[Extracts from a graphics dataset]

------------------------------------------------------------

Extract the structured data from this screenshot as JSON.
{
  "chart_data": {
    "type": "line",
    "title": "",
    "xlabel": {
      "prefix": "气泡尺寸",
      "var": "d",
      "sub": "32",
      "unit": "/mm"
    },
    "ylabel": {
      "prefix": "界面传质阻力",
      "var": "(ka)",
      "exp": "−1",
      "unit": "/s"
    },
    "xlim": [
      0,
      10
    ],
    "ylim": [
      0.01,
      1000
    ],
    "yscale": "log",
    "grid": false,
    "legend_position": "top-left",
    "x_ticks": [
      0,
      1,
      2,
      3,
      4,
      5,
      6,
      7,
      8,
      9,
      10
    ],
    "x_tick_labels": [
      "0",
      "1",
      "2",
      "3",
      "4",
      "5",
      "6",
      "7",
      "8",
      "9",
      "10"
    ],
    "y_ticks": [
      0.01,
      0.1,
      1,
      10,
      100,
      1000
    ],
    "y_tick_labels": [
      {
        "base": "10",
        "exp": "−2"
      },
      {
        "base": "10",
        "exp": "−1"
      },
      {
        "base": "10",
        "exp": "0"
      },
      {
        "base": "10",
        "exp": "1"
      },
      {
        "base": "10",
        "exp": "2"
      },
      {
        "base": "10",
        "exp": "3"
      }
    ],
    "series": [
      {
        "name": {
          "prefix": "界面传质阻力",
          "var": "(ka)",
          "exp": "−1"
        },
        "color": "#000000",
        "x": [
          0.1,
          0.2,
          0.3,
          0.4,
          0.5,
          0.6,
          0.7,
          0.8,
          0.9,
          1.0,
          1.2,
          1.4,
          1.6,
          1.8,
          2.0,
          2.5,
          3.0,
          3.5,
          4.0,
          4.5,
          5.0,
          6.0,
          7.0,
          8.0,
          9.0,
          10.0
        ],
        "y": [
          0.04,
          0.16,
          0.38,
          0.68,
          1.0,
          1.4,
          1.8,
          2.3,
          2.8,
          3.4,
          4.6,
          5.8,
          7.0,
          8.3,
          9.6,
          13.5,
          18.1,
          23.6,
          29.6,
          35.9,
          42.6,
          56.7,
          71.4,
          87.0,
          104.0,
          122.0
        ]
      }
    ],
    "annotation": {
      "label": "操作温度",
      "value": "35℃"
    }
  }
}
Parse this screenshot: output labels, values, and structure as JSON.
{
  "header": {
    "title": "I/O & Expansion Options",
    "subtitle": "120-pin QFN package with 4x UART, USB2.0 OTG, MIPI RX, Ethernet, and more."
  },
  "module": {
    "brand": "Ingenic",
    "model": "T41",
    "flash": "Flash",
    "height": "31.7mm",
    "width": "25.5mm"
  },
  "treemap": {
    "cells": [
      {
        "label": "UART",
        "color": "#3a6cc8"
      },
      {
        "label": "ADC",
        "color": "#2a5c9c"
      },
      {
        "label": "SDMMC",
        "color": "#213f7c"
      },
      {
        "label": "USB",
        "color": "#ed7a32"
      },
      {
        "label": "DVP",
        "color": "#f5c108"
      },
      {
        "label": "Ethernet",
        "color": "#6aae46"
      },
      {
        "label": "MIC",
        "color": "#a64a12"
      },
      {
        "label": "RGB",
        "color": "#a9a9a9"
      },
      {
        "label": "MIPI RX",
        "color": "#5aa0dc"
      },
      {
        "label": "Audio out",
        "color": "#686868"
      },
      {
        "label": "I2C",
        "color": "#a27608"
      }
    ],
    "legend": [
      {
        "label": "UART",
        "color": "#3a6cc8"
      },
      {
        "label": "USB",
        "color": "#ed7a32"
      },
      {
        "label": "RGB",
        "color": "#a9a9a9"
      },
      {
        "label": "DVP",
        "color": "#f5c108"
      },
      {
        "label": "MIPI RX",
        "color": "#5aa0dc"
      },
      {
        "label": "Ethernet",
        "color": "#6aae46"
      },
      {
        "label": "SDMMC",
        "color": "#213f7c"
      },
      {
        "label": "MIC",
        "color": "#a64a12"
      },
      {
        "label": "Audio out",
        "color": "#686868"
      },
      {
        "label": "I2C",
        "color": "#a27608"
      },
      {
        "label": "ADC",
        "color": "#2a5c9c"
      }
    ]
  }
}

------------------------------------------------------------

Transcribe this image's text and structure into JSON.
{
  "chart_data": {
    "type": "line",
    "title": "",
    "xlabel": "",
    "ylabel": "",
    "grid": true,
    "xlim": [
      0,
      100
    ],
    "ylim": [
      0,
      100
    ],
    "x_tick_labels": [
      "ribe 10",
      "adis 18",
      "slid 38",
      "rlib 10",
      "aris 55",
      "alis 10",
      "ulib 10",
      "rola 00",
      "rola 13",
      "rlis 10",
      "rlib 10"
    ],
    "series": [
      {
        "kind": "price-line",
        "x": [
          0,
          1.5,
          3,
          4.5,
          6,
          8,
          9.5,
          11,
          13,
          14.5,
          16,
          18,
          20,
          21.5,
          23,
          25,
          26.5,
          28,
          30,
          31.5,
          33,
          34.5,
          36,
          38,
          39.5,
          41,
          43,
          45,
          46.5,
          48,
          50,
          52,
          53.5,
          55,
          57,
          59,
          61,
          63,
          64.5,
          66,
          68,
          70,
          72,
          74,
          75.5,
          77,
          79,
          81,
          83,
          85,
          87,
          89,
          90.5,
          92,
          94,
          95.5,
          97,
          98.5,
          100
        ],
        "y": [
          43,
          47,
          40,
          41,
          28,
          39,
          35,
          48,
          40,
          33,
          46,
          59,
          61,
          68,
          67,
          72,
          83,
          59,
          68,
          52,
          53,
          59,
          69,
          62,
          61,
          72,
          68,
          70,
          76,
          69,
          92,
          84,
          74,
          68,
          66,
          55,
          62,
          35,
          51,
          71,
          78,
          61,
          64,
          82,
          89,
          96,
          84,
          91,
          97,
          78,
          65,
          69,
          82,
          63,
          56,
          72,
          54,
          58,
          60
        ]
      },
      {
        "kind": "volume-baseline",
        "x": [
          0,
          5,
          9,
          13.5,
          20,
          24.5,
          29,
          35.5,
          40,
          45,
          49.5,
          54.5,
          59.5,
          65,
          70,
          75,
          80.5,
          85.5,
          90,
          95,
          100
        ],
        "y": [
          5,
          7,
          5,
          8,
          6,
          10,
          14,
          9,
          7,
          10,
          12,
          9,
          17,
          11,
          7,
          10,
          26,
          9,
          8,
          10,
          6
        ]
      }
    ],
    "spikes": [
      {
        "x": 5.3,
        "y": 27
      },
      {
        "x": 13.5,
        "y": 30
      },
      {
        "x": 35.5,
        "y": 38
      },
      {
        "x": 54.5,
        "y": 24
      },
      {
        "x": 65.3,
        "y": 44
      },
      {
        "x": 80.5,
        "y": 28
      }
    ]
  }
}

------------------------------------------------------------

Locate all lines in the listing above with the word "screenshot". Copy them.

Extract the structured data from this screenshot as JSON.
Parse this screenshot: output labels, values, and structure as JSON.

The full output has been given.